# RECORDS SUPPLIED start

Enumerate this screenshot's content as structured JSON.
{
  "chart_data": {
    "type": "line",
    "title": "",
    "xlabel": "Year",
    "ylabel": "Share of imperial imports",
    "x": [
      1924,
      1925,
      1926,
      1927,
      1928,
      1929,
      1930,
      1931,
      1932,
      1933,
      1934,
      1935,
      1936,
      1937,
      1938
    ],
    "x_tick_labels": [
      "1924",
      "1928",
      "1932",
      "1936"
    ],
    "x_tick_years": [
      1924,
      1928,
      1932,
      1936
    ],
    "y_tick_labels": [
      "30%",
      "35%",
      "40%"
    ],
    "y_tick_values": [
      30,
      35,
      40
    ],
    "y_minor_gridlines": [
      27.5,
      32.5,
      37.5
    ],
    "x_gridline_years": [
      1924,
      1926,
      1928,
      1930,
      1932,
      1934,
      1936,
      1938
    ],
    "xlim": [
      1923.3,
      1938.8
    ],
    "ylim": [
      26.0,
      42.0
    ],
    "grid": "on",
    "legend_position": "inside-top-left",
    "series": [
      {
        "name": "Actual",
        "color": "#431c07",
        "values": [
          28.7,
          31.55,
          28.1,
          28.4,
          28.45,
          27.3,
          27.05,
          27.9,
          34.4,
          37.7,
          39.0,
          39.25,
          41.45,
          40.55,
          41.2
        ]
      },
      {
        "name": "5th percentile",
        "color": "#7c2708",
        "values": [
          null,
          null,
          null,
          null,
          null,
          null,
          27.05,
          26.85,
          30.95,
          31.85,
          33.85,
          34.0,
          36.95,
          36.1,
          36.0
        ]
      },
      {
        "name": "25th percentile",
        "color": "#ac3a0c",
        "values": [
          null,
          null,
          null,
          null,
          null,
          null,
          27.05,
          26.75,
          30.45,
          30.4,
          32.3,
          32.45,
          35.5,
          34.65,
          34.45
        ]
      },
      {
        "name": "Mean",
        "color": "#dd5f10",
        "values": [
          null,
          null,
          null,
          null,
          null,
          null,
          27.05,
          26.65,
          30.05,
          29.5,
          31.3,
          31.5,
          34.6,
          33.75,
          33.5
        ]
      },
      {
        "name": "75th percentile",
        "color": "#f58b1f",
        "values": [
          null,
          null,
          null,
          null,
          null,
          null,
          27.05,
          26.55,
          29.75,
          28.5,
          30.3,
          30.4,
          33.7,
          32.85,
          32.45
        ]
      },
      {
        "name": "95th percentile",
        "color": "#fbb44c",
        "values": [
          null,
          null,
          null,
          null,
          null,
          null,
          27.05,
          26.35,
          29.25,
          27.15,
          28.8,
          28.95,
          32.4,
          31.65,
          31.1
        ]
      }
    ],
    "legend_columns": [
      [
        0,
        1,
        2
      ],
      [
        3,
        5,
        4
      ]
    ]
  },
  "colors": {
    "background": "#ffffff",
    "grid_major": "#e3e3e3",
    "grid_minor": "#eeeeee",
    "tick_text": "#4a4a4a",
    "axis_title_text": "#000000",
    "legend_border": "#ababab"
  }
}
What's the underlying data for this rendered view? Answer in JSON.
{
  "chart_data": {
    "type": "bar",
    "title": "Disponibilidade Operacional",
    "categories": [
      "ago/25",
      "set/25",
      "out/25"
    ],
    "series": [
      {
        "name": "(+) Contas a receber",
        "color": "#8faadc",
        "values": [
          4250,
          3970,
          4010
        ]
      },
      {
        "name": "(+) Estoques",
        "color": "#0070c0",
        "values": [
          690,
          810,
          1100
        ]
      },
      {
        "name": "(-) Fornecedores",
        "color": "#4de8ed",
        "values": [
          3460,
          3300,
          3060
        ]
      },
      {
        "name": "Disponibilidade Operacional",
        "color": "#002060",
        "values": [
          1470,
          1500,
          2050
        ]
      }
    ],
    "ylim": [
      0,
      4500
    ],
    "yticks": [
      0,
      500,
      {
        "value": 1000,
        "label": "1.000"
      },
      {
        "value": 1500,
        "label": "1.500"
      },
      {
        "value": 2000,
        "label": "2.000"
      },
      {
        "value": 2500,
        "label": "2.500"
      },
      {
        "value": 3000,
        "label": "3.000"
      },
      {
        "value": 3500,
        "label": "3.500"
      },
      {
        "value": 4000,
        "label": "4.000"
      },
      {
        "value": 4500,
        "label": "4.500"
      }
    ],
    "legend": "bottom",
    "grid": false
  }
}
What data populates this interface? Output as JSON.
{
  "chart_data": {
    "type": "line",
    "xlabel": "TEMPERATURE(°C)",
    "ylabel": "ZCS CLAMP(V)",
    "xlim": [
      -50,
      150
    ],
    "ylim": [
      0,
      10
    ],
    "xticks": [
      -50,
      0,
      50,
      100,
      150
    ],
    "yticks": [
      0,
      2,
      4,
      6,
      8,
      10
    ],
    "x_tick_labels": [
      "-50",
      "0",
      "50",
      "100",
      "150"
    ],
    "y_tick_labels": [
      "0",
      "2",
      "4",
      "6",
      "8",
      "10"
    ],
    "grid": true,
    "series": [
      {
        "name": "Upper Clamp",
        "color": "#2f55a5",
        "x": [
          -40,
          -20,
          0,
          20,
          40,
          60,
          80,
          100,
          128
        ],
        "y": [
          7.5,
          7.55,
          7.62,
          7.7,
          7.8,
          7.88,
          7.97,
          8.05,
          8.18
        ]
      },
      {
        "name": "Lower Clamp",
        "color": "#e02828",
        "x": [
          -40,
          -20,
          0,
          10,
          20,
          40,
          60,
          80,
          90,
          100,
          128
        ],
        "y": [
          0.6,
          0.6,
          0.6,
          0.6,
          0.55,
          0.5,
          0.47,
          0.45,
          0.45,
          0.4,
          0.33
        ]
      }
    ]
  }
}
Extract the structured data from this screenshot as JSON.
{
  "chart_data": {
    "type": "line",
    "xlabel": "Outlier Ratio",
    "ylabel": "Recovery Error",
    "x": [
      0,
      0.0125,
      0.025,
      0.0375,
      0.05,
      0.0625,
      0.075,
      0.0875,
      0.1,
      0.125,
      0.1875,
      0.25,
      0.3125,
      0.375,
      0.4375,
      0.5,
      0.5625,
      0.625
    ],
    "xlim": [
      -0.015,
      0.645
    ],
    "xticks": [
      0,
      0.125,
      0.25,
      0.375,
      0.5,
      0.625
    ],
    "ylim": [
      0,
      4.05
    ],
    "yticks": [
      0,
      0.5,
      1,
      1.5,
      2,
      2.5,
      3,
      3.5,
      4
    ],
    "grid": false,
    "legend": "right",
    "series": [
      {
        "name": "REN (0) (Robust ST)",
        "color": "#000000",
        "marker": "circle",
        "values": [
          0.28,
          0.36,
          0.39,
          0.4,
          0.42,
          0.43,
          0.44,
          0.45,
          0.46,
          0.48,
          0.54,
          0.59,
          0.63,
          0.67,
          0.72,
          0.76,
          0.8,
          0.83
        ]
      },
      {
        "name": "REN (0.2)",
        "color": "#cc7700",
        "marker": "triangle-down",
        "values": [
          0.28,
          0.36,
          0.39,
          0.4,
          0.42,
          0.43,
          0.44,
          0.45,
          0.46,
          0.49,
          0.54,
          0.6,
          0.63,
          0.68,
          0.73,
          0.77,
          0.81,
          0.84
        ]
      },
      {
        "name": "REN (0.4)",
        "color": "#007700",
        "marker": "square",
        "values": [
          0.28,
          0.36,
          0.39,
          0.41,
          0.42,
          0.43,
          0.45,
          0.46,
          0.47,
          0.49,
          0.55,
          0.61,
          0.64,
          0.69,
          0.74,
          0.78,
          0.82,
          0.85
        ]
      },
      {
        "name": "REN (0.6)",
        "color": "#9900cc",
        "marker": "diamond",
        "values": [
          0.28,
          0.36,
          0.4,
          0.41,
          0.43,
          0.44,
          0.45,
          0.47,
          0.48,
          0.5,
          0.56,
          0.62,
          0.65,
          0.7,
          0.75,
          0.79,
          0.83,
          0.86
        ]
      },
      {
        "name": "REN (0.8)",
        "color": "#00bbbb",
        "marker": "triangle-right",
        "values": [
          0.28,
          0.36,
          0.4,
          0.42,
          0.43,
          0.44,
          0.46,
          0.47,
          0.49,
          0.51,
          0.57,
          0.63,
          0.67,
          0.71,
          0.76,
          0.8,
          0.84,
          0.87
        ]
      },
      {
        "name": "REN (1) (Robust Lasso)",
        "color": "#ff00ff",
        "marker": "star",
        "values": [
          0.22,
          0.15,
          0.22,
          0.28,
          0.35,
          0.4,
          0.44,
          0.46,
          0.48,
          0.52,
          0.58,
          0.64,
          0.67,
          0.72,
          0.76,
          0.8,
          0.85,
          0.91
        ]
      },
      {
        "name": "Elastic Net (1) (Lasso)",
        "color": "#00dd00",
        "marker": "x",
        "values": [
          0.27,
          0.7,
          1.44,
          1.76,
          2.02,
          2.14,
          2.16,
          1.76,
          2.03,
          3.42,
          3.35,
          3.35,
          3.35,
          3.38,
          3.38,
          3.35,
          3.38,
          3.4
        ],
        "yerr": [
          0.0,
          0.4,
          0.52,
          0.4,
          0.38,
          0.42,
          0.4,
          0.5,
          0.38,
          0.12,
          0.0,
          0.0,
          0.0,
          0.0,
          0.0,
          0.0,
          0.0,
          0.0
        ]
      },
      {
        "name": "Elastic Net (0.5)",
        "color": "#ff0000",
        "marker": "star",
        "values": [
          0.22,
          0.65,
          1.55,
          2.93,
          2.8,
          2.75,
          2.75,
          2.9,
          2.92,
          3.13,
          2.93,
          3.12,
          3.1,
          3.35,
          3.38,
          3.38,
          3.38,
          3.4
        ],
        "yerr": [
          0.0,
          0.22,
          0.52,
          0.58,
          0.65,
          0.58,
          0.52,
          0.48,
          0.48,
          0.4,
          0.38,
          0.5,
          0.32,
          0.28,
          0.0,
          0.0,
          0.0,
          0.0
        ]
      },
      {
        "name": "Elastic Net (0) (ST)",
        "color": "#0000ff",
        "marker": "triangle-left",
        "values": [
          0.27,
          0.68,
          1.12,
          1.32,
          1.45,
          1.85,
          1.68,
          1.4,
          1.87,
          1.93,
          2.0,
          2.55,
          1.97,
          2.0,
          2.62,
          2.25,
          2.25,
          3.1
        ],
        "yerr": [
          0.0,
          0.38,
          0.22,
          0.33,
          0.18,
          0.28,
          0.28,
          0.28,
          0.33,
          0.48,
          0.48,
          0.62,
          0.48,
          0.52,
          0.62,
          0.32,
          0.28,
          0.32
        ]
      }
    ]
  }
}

# RECORDS SUPPLIED end

--- STATED PROBLEM ---
Say, as a bare number, how many lines in the entries above include the string "xlabel".

--- EXPECTED ANSWER ---
3